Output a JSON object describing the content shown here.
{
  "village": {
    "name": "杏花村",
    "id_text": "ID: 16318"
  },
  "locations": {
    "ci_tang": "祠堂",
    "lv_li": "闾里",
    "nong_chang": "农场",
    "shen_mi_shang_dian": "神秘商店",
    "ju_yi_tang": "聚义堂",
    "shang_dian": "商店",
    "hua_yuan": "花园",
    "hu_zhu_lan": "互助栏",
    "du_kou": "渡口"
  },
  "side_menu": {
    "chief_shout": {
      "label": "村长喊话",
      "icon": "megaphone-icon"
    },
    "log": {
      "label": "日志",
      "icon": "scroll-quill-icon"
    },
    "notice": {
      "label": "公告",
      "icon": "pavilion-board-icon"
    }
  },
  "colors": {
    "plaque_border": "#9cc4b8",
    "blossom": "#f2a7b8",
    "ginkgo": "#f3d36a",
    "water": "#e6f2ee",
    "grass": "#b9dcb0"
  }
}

* * *

Set task:
Using the records above, copy each line that contains "icon".

Response to the exercise:
      "icon": "megaphone-icon"
      "icon": "scroll-quill-icon"
      "icon": "pavilion-board-icon"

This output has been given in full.